Report every line below that holds the word "Recall".
□ □ □ □ □
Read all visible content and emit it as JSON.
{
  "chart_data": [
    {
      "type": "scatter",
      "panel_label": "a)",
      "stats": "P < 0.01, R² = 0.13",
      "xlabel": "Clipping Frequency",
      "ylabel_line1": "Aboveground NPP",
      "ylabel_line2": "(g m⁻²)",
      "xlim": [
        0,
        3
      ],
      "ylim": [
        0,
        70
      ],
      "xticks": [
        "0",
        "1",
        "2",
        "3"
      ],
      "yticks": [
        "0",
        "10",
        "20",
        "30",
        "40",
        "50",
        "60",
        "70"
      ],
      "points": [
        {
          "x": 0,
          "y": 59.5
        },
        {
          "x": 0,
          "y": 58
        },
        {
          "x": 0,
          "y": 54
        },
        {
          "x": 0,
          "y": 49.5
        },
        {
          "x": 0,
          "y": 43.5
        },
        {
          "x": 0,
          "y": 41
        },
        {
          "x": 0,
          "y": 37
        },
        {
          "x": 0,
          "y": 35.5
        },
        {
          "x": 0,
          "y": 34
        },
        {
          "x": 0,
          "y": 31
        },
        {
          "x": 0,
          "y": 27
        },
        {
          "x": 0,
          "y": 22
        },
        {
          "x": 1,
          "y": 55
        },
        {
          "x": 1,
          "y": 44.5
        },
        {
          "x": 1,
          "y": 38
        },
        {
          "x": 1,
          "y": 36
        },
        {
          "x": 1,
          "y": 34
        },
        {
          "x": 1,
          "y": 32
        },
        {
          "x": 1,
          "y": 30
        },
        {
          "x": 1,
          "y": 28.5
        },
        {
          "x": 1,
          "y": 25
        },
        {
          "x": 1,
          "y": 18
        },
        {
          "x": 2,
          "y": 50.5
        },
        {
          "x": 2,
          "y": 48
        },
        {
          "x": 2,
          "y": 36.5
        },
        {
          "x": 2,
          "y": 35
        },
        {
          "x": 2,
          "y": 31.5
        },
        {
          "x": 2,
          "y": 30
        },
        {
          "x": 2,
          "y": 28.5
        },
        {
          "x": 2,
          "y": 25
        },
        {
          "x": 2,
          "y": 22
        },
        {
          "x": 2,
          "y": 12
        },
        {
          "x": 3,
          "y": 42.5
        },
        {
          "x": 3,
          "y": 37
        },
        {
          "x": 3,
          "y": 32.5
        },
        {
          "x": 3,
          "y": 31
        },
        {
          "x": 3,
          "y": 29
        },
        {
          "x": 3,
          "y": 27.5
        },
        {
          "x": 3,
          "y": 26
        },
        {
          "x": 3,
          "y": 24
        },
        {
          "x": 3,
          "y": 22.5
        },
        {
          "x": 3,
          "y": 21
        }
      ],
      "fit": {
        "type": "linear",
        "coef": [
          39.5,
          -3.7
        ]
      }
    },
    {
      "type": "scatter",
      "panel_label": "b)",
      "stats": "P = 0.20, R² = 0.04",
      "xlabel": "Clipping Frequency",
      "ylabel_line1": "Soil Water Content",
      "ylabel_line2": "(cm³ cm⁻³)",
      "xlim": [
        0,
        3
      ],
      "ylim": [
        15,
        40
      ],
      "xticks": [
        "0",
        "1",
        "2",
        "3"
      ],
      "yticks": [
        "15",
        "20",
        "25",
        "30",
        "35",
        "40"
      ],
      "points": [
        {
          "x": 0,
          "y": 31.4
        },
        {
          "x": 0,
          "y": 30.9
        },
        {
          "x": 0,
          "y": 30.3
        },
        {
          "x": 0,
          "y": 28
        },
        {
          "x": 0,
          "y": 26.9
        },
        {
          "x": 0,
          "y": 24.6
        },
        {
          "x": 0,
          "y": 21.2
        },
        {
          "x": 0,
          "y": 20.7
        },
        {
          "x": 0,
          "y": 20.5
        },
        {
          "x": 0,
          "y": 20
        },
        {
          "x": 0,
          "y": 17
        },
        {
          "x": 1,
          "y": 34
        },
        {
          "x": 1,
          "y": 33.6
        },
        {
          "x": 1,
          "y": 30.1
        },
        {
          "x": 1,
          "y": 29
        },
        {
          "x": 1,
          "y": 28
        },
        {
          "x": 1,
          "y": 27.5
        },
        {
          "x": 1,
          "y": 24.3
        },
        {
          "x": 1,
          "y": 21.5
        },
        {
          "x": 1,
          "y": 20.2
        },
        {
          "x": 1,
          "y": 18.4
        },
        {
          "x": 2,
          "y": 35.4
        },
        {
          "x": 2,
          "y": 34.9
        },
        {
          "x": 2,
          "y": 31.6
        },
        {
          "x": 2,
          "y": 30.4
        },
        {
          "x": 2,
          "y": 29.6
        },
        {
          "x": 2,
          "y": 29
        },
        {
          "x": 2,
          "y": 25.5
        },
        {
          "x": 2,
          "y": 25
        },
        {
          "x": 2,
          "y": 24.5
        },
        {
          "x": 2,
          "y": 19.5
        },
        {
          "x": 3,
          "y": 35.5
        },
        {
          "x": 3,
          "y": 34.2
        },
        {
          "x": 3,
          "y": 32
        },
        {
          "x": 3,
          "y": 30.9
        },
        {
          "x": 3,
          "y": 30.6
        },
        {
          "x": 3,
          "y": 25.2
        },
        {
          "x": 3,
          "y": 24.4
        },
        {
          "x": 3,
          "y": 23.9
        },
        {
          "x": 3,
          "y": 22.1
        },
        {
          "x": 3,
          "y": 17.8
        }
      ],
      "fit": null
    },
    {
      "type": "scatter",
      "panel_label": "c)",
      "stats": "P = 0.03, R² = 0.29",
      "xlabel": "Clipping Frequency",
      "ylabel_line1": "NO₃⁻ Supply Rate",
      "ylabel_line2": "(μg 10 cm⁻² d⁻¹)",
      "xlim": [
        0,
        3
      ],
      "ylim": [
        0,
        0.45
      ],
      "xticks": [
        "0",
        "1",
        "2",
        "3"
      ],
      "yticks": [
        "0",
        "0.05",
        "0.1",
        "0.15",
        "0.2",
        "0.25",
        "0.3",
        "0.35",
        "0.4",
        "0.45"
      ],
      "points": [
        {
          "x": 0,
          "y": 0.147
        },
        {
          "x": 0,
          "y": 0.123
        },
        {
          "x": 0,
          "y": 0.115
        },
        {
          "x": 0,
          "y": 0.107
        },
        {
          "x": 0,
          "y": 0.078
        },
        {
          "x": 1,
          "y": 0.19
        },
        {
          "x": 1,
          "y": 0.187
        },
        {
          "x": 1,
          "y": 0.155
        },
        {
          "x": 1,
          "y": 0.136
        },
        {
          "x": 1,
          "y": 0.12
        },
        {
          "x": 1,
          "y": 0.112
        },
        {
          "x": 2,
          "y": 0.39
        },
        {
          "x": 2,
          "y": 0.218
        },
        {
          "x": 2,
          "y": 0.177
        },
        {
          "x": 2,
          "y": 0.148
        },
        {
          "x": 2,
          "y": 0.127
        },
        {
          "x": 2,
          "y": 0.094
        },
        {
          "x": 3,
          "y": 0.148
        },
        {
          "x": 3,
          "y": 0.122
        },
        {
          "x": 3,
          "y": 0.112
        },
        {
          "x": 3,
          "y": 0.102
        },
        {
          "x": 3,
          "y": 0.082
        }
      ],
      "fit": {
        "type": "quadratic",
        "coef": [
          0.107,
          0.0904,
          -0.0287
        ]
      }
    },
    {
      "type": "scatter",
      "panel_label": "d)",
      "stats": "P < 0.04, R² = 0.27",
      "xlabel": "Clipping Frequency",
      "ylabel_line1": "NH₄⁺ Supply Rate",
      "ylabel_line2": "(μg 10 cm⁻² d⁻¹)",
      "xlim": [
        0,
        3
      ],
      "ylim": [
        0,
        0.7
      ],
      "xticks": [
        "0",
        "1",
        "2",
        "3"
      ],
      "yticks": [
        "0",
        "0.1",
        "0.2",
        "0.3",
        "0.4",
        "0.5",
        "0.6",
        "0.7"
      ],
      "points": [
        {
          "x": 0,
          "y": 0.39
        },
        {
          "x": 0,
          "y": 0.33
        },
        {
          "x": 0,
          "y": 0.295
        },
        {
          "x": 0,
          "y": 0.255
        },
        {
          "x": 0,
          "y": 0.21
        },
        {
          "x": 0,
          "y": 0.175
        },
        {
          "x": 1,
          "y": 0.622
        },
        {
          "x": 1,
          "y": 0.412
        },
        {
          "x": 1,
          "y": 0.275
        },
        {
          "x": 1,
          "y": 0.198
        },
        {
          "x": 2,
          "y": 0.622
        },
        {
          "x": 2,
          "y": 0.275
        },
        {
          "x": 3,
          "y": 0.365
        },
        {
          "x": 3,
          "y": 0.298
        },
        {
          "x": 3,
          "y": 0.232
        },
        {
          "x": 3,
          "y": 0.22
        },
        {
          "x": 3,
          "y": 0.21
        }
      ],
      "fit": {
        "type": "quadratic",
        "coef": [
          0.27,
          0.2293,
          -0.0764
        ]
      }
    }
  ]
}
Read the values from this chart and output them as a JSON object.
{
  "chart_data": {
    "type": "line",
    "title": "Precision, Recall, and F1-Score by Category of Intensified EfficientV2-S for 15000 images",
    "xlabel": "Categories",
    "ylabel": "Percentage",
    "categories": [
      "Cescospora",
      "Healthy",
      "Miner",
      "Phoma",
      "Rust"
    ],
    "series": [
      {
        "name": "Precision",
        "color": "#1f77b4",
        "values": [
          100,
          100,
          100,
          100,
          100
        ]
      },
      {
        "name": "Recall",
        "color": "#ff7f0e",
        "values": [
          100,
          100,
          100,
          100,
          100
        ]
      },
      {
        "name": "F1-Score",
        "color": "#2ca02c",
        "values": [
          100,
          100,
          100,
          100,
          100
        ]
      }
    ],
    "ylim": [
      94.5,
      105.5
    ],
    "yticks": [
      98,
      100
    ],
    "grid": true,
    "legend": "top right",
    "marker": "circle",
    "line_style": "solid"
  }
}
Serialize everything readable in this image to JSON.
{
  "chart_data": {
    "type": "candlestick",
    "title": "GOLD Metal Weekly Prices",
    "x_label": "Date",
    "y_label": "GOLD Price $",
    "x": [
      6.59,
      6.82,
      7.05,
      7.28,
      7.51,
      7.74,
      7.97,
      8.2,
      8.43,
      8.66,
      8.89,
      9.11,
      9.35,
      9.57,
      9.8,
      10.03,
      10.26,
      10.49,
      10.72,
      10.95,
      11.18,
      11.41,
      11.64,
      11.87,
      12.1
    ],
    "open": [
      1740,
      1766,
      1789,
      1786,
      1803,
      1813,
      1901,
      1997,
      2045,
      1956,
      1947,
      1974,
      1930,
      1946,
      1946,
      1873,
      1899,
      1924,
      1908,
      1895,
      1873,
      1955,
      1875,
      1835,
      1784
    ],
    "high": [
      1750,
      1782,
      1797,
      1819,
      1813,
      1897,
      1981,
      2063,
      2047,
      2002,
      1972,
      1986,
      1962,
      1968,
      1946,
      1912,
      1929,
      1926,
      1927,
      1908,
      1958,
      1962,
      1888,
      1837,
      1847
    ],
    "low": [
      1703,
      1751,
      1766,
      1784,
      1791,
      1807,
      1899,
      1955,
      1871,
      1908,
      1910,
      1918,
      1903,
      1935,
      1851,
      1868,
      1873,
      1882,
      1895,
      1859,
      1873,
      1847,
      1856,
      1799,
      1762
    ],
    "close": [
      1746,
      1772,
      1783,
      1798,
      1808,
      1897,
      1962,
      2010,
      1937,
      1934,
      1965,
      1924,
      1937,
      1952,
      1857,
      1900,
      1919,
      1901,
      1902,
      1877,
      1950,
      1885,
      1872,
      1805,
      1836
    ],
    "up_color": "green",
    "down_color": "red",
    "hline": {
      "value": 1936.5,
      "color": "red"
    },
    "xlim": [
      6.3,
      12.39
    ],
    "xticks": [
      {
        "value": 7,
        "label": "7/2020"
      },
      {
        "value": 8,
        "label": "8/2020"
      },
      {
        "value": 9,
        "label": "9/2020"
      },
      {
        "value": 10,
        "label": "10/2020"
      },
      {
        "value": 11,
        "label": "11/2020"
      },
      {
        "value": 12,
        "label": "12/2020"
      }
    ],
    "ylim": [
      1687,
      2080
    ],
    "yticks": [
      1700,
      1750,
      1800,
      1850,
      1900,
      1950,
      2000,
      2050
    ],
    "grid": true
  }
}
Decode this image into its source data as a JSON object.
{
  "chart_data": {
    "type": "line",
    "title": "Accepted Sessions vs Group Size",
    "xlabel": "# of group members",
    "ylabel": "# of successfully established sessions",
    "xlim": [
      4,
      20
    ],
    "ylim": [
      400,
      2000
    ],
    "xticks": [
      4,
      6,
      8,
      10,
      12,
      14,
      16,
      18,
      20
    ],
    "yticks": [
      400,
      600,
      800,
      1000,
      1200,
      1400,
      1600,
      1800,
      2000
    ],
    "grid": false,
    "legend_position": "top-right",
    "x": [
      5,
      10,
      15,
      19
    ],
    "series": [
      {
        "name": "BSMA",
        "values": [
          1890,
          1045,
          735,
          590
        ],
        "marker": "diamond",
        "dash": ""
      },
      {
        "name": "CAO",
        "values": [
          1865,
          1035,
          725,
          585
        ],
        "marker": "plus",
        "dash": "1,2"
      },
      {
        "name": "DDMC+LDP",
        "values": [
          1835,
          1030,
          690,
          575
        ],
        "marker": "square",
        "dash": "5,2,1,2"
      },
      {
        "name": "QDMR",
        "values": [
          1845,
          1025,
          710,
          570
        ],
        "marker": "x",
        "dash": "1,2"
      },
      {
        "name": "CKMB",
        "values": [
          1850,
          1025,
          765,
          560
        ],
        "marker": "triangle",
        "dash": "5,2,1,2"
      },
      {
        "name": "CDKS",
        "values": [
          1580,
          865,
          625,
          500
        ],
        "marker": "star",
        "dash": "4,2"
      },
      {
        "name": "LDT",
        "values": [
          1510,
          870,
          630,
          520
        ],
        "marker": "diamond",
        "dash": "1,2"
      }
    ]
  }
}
□ □ □ □ □
- **Output below**
    "title": "Precision, Recall, and F1-Score by Category of Intensified EfficientV2-S for 15000 images",
        "name": "Recall",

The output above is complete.